**GOAL OF THE EXERCISE:** Identify each line containing the word "this" and copy it.

+++ DATA LISTING

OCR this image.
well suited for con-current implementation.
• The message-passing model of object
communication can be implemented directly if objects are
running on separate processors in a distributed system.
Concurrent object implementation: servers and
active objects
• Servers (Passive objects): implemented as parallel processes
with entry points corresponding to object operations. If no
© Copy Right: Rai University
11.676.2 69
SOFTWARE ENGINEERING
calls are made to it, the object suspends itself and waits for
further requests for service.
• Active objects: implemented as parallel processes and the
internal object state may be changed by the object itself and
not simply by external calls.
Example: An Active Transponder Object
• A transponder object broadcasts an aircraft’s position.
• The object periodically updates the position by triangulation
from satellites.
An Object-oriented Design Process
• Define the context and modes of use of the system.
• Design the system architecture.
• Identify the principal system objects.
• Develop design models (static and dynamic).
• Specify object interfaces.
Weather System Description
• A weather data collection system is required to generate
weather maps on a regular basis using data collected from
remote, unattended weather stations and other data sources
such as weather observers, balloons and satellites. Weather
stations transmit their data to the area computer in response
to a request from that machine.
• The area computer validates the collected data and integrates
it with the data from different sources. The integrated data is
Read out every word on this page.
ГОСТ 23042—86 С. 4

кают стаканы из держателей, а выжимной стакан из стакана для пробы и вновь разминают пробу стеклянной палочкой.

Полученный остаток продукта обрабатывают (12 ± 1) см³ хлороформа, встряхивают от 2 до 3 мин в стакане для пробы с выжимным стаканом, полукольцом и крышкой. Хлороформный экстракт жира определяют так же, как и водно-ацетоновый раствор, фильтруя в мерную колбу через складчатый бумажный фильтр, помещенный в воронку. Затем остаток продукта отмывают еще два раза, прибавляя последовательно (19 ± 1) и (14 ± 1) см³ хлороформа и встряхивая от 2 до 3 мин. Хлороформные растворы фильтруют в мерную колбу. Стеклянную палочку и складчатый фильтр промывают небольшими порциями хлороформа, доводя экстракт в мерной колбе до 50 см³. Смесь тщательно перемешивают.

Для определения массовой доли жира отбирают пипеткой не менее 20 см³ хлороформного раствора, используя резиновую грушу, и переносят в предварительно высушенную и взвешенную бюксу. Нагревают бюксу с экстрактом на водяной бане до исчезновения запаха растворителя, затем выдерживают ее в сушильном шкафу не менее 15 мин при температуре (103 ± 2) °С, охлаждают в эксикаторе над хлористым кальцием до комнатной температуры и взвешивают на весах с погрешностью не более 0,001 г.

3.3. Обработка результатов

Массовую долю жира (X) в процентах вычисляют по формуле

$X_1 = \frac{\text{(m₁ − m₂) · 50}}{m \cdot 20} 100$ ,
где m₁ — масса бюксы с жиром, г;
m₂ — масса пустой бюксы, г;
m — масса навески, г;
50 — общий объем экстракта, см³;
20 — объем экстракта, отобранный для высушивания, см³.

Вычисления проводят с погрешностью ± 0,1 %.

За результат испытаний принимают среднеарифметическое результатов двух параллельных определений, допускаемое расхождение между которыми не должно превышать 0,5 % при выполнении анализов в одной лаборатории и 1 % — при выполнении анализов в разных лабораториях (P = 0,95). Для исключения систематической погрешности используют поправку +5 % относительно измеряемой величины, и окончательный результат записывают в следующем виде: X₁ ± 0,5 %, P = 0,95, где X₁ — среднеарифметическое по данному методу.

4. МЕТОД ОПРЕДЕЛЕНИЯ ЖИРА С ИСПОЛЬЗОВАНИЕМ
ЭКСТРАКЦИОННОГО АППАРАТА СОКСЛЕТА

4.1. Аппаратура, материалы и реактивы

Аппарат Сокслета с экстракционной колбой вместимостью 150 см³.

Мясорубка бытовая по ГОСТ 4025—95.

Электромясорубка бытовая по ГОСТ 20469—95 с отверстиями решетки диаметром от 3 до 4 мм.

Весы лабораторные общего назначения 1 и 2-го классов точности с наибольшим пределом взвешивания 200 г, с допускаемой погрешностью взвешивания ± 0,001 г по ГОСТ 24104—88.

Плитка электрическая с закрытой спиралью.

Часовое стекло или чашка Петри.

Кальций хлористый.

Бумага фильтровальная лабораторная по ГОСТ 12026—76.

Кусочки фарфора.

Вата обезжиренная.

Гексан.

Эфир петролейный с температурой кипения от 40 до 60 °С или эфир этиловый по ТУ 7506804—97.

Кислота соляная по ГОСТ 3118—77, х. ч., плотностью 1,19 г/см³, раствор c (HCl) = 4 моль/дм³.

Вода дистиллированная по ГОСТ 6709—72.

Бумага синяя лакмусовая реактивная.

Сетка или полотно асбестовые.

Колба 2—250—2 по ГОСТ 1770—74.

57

++++++

**TASK OUTPUT:**
OCR this image.
Read out every word on this page.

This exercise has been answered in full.